• What to do
Every line below should be copied exactly; drop the pictures.

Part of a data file

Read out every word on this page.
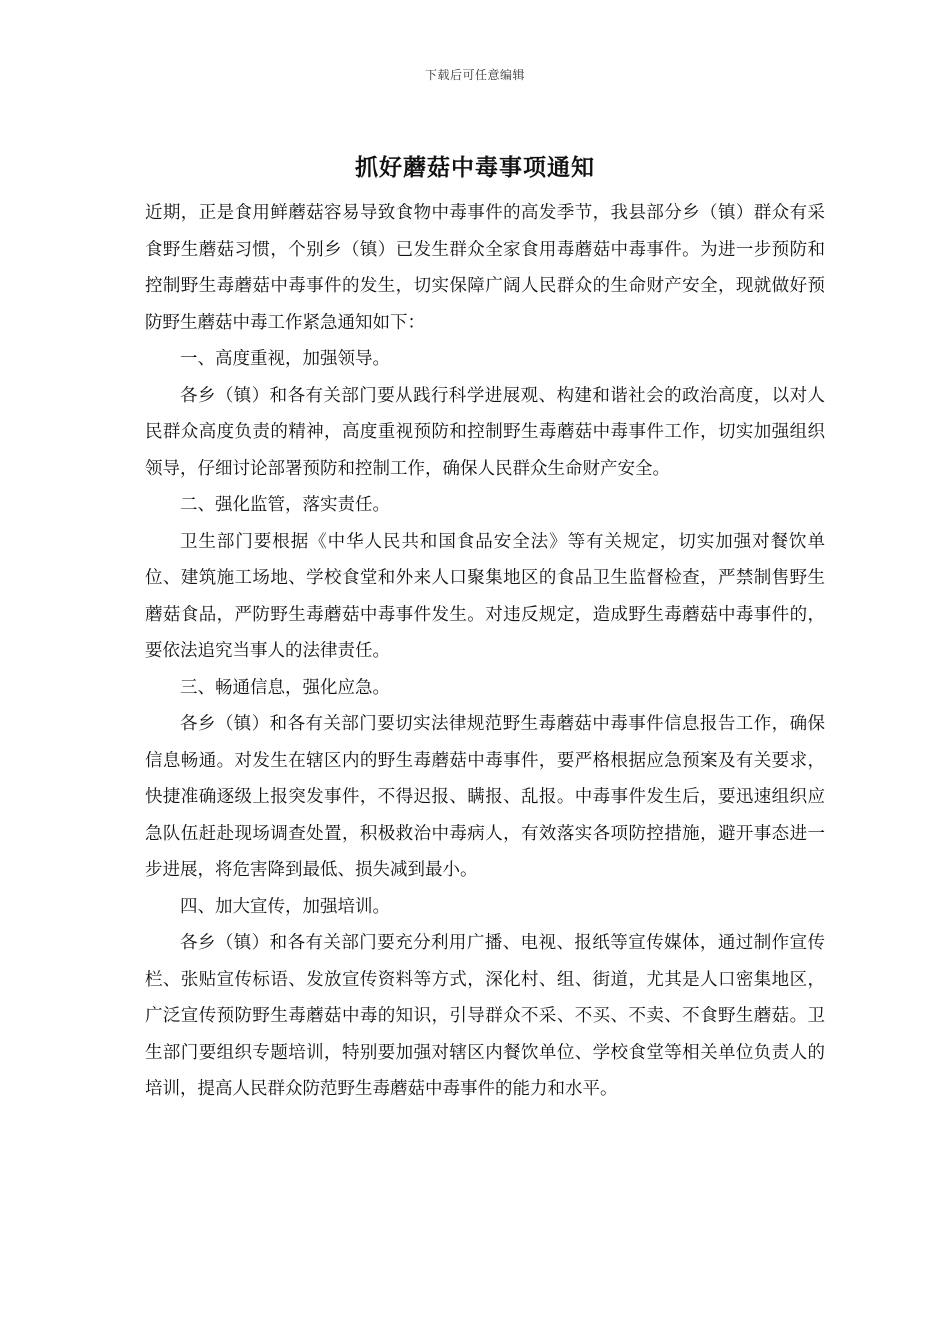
下载后可任意编辑
抓好蘑菇中毒事项通知

近期，正是食用鲜蘑菇容易导致食物中毒事件的高发季节，我县部分乡（镇）群众有采食野生蘑菇习惯，个别乡（镇）已发生群众全家食用毒蘑菇中毒事件。为进一步预防和控制野生毒蘑菇中毒事件的发生，切实保障广阔人民群众的生命财产安全，现就做好预防野生蘑菇中毒工作紧急通知如下：

一、高度重视，加强领导。

各乡（镇）和各有关部门要从践行科学进展观、构建和谐社会的政治高度，以对人民群众高度负责的精神，高度重视预防和控制野生毒蘑菇中毒事件工作，切实加强组织领导，仔细讨论部署预防和控制工作，确保人民群众生命财产安全。

二、强化监管，落实责任。

卫生部门要根据《中华人民共和国食品安全法》等有关规定，切实加强对餐饮单位、建筑施工场地、学校食堂和外来人口聚集地区的食品卫生监督检查，严禁制售野生蘑菇食品，严防野生毒蘑菇中毒事件发生。对违反规定，造成野生毒蘑菇中毒事件的，要依法追究当事人的法律责任。

三、畅通信息，强化应急。

各乡（镇）和各有关部门要切实法律规范野生毒蘑菇中毒事件信息报告工作，确保信息畅通。对发生在辖区内的野生毒蘑菇中毒事件，要严格根据应急预案及有关要求，快捷准确逐级上报突发事件，不得迟报、瞒报、乱报。中毒事件发生后，要迅速组织应急队伍赶赴现场调查处置，积极救治中毒病人，有效落实各项防控措施，避开事态进一步进展，将危害降到最低、损失减到最小。

四、加大宣传，加强培训。

各乡（镇）和各有关部门要充分利用广播、电视、报纸等宣传媒体，通过制作宣传栏、张贴宣传标语、发放宣传资料等方式，深化村、组、街道，尤其是人口密集地区，广泛宣传预防野生毒蘑菇中毒的知识，引导群众不采、不买、不卖、不食野生蘑菇。卫生部门要组织专题培训，特别要加强对辖区内餐饮单位、学校食堂等相关单位负责人的培训，提高人民群众防范野生毒蘑菇中毒事件的能力和水平。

• Answer to the problem
Read out every word on this page.
下载后可任意编辑
抓好蘑菇中毒事项通知

近期，正是食用鲜蘑菇容易导致食物中毒事件的高发季节，我县部分乡（镇）群众有采食野生蘑菇习惯，个别乡（镇）已发生群众全家食用毒蘑菇中毒事件。为进一步预防和控制野生毒蘑菇中毒事件的发生，切实保障广阔人民群众的生命财产安全，现就做好预防野生蘑菇中毒工作紧急通知如下：

一、高度重视，加强领导。

各乡（镇）和各有关部门要从践行科学进展观、构建和谐社会的政治高度，以对人民群众高度负责的精神，高度重视预防和控制野生毒蘑菇中毒事件工作，切实加强组织领导，仔细讨论部署预防和控制工作，确保人民群众生命财产安全。

二、强化监管，落实责任。

卫生部门要根据《中华人民共和国食品安全法》等有关规定，切实加强对餐饮单位、建筑施工场地、学校食堂和外来人口聚集地区的食品卫生监督检查，严禁制售野生蘑菇食品，严防野生毒蘑菇中毒事件发生。对违反规定，造成野生毒蘑菇中毒事件的，要依法追究当事人的法律责任。

三、畅通信息，强化应急。

各乡（镇）和各有关部门要切实法律规范野生毒蘑菇中毒事件信息报告工作，确保信息畅通。对发生在辖区内的野生毒蘑菇中毒事件，要严格根据应急预案及有关要求，快捷准确逐级上报突发事件，不得迟报、瞒报、乱报。中毒事件发生后，要迅速组织应急队伍赶赴现场调查处置，积极救治中毒病人，有效落实各项防控措施，避开事态进一步进展，将危害降到最低、损失减到最小。

四、加大宣传，加强培训。

各乡（镇）和各有关部门要充分利用广播、电视、报纸等宣传媒体，通过制作宣传栏、张贴宣传标语、发放宣传资料等方式，深化村、组、街道，尤其是人口密集地区，广泛宣传预防野生毒蘑菇中毒的知识，引导群众不采、不买、不卖、不食野生蘑菇。卫生部门要组织专题培训，特别要加强对辖区内餐饮单位、学校食堂等相关单位负责人的培训，提高人民群众防范野生毒蘑菇中毒事件的能力和水平。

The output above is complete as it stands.